[EXERCISE AIM]:
Reproduce every line of the records below without changing a character, and leave the pictures out of your copy.

[MATERIAL]:
[start]
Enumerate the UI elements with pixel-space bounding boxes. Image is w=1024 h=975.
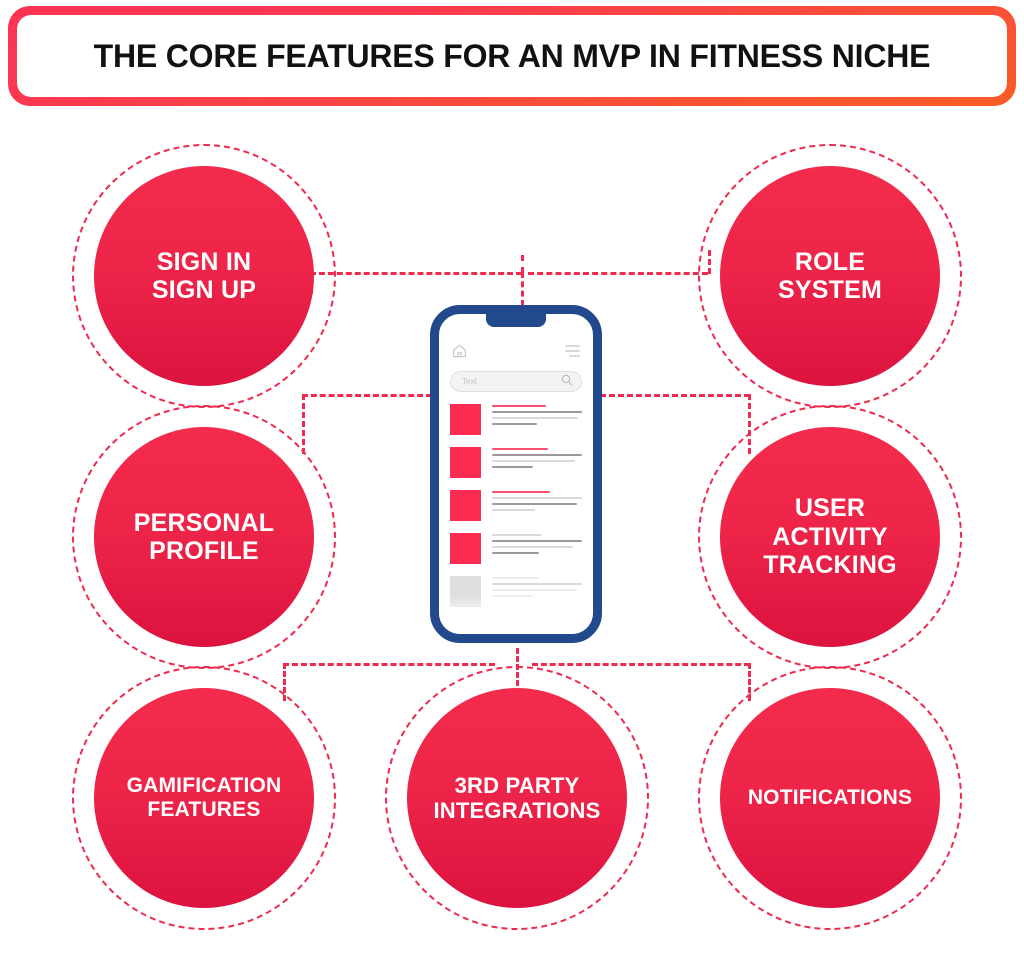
node-label: SIGN IN SIGN UP — [148, 248, 260, 305]
list-item[interactable] — [450, 490, 582, 521]
node-personal-profile[interactable]: PERSONAL PROFILE — [72, 405, 336, 669]
app-content-list — [450, 404, 582, 607]
connector-top-horizontal-left — [310, 272, 522, 275]
home-icon[interactable] — [452, 344, 467, 358]
node-label: GAMIFICATION FEATURES — [123, 774, 286, 822]
hamburger-menu-icon[interactable] — [565, 345, 580, 357]
feature-disc: USER ACTIVITY TRACKING — [720, 427, 940, 647]
app-topbar — [450, 340, 582, 362]
node-role-system[interactable]: ROLE SYSTEM — [698, 144, 962, 408]
search-input[interactable]: Text — [450, 371, 582, 392]
connector-top-center-stub-up — [521, 255, 524, 273]
list-item[interactable] — [450, 576, 582, 607]
list-item[interactable] — [450, 447, 582, 478]
list-item-text — [492, 533, 582, 564]
node-label: USER ACTIVITY TRACKING — [759, 494, 901, 580]
node-label: 3RD PARTY INTEGRATIONS — [430, 773, 605, 823]
infographic-canvas: THE CORE FEATURES FOR AN MVP IN FITNESS … — [0, 0, 1024, 975]
connector-top-horizontal-right — [528, 272, 708, 275]
title-banner-inner: THE CORE FEATURES FOR AN MVP IN FITNESS … — [17, 15, 1007, 97]
node-user-activity-tracking[interactable]: USER ACTIVITY TRACKING — [698, 405, 962, 669]
node-notifications[interactable]: NOTIFICATIONS — [698, 666, 962, 930]
list-item-thumbnail — [450, 447, 481, 478]
list-item-text — [492, 576, 582, 607]
mobile-app-mockup: Text — [430, 305, 602, 643]
node-label: NOTIFICATIONS — [744, 786, 916, 810]
list-item-text — [492, 447, 582, 478]
node-label: PERSONAL PROFILE — [130, 509, 279, 566]
list-item-thumbnail — [450, 576, 481, 607]
page-title: THE CORE FEATURES FOR AN MVP IN FITNESS … — [94, 38, 931, 75]
title-banner: THE CORE FEATURES FOR AN MVP IN FITNESS … — [8, 6, 1016, 106]
list-item[interactable] — [450, 404, 582, 435]
feature-disc: ROLE SYSTEM — [720, 166, 940, 386]
node-gamification-features[interactable]: GAMIFICATION FEATURES — [72, 666, 336, 930]
list-item-text — [492, 490, 582, 521]
connector-top-center-stub-down — [521, 272, 524, 306]
feature-disc: GAMIFICATION FEATURES — [94, 688, 314, 908]
list-item-text — [492, 404, 582, 435]
feature-disc: SIGN IN SIGN UP — [94, 166, 314, 386]
list-item-thumbnail — [450, 404, 481, 435]
search-placeholder: Text — [462, 377, 477, 386]
node-label: ROLE SYSTEM — [774, 248, 886, 305]
search-icon[interactable] — [561, 373, 573, 391]
phone-screen: Text — [439, 314, 593, 634]
list-item[interactable] — [450, 533, 582, 564]
node-sign-in-sign-up[interactable]: SIGN IN SIGN UP — [72, 144, 336, 408]
feature-disc: NOTIFICATIONS — [720, 688, 940, 908]
list-item-thumbnail — [450, 490, 481, 521]
node-third-party-integrations[interactable]: 3RD PARTY INTEGRATIONS — [385, 666, 649, 930]
feature-disc: PERSONAL PROFILE — [94, 427, 314, 647]
feature-disc: 3RD PARTY INTEGRATIONS — [407, 688, 627, 908]
list-item-thumbnail — [450, 533, 481, 564]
[end]
[ANSWER]:
Enumerate the UI elements with pixel-space bounding boxes. Image is w=1024 h=975.
node-label: SIGN IN SIGN UP — [148, 248, 260, 305]
list-item[interactable] — [450, 490, 582, 521]
node-personal-profile[interactable]: PERSONAL PROFILE — [72, 405, 336, 669]
app-content-list — [450, 404, 582, 607]
connector-top-horizontal-left — [310, 272, 522, 275]
home-icon[interactable] — [452, 344, 467, 358]
node-label: GAMIFICATION FEATURES — [123, 774, 286, 822]
hamburger-menu-icon[interactable] — [565, 345, 580, 357]
feature-disc: USER ACTIVITY TRACKING — [720, 427, 940, 647]
app-topbar — [450, 340, 582, 362]
node-role-system[interactable]: ROLE SYSTEM — [698, 144, 962, 408]
search-input[interactable]: Text — [450, 371, 582, 392]
connector-top-center-stub-up — [521, 255, 524, 273]
list-item[interactable] — [450, 576, 582, 607]
list-item[interactable] — [450, 447, 582, 478]
list-item-text — [492, 533, 582, 564]
node-label: USER ACTIVITY TRACKING — [759, 494, 901, 580]
node-label: 3RD PARTY INTEGRATIONS — [430, 773, 605, 823]
infographic-canvas: THE CORE FEATURES FOR AN MVP IN FITNESS … — [0, 0, 1024, 975]
connector-top-horizontal-right — [528, 272, 708, 275]
title-banner-inner: THE CORE FEATURES FOR AN MVP IN FITNESS … — [17, 15, 1007, 97]
node-user-activity-tracking[interactable]: USER ACTIVITY TRACKING — [698, 405, 962, 669]
node-notifications[interactable]: NOTIFICATIONS — [698, 666, 962, 930]
list-item-thumbnail — [450, 447, 481, 478]
list-item-text — [492, 576, 582, 607]
mobile-app-mockup: Text — [430, 305, 602, 643]
node-label: NOTIFICATIONS — [744, 786, 916, 810]
list-item-text — [492, 447, 582, 478]
node-label: PERSONAL PROFILE — [130, 509, 279, 566]
list-item-thumbnail — [450, 576, 481, 607]
page-title: THE CORE FEATURES FOR AN MVP IN FITNESS … — [94, 38, 931, 75]
title-banner: THE CORE FEATURES FOR AN MVP IN FITNESS … — [8, 6, 1016, 106]
list-item[interactable] — [450, 404, 582, 435]
feature-disc: ROLE SYSTEM — [720, 166, 940, 386]
node-gamification-features[interactable]: GAMIFICATION FEATURES — [72, 666, 336, 930]
list-item-text — [492, 490, 582, 521]
connector-top-center-stub-down — [521, 272, 524, 306]
feature-disc: GAMIFICATION FEATURES — [94, 688, 314, 908]
list-item-text — [492, 404, 582, 435]
feature-disc: SIGN IN SIGN UP — [94, 166, 314, 386]
list-item-thumbnail — [450, 404, 481, 435]
search-placeholder: Text — [462, 377, 477, 386]
node-label: ROLE SYSTEM — [774, 248, 886, 305]
search-icon[interactable] — [561, 373, 573, 391]
phone-screen: Text — [439, 314, 593, 634]
list-item[interactable] — [450, 533, 582, 564]
node-sign-in-sign-up[interactable]: SIGN IN SIGN UP — [72, 144, 336, 408]
feature-disc: NOTIFICATIONS — [720, 688, 940, 908]
list-item-thumbnail — [450, 490, 481, 521]
node-third-party-integrations[interactable]: 3RD PARTY INTEGRATIONS — [385, 666, 649, 930]
feature-disc: PERSONAL PROFILE — [94, 427, 314, 647]
feature-disc: 3RD PARTY INTEGRATIONS — [407, 688, 627, 908]
list-item-thumbnail — [450, 533, 481, 564]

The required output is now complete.